WHAT IS REQUIRED:
Provide the records once more, identical to the original.

|---|

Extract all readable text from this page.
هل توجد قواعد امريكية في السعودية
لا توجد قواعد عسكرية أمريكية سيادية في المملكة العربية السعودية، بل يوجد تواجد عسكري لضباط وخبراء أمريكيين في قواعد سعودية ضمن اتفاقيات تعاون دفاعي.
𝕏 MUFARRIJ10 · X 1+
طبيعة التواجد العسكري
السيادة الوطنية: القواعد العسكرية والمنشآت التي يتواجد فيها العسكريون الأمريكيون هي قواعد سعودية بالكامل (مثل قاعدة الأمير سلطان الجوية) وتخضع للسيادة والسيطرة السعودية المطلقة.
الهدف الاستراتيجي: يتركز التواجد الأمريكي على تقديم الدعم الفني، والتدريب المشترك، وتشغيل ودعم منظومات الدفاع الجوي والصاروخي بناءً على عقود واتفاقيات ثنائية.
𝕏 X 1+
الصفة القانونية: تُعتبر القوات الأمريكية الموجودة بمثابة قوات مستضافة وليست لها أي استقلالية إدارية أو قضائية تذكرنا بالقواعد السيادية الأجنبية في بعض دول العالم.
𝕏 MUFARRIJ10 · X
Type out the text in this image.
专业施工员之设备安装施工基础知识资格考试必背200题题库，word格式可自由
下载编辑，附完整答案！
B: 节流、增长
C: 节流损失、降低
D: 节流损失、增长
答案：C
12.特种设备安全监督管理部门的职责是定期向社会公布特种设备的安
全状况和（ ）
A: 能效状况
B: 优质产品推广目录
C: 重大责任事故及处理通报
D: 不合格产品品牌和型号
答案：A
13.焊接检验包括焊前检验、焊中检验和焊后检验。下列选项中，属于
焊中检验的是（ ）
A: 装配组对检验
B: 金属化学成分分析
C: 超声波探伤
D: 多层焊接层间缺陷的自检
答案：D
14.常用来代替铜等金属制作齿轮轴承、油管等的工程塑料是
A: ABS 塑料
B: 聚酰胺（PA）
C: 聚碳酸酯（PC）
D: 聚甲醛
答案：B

|---|

TASK SOLUTION:
Extract all readable text from this page.
هل توجد قواعد امريكية في السعودية
لا توجد قواعد عسكرية أمريكية سيادية في المملكة العربية السعودية، بل يوجد تواجد عسكري لضباط وخبراء أمريكيين في قواعد سعودية ضمن اتفاقيات تعاون دفاعي.
𝕏 MUFARRIJ10 · X 1+
طبيعة التواجد العسكري
السيادة الوطنية: القواعد العسكرية والمنشآت التي يتواجد فيها العسكريون الأمريكيون هي قواعد سعودية بالكامل (مثل قاعدة الأمير سلطان الجوية) وتخضع للسيادة والسيطرة السعودية المطلقة.
الهدف الاستراتيجي: يتركز التواجد الأمريكي على تقديم الدعم الفني، والتدريب المشترك، وتشغيل ودعم منظومات الدفاع الجوي والصاروخي بناءً على عقود واتفاقيات ثنائية.
𝕏 X 1+
الصفة القانونية: تُعتبر القوات الأمريكية الموجودة بمثابة قوات مستضافة وليست لها أي استقلالية إدارية أو قضائية تذكرنا بالقواعد السيادية الأجنبية في بعض دول العالم.
𝕏 MUFARRIJ10 · X
Type out the text in this image.
专业施工员之设备安装施工基础知识资格考试必背200题题库，word格式可自由
下载编辑，附完整答案！
B: 节流、增长
C: 节流损失、降低
D: 节流损失、增长
答案：C
12.特种设备安全监督管理部门的职责是定期向社会公布特种设备的安
全状况和（ ）
A: 能效状况
B: 优质产品推广目录
C: 重大责任事故及处理通报
D: 不合格产品品牌和型号
答案：A
13.焊接检验包括焊前检验、焊中检验和焊后检验。下列选项中，属于
焊中检验的是（ ）
A: 装配组对检验
B: 金属化学成分分析
C: 超声波探伤
D: 多层焊接层间缺陷的自检
答案：D
14.常用来代替铜等金属制作齿轮轴承、油管等的工程塑料是
A: ABS 塑料
B: 聚酰胺（PA）
C: 聚碳酸酯（PC）
D: 聚甲醛
答案：B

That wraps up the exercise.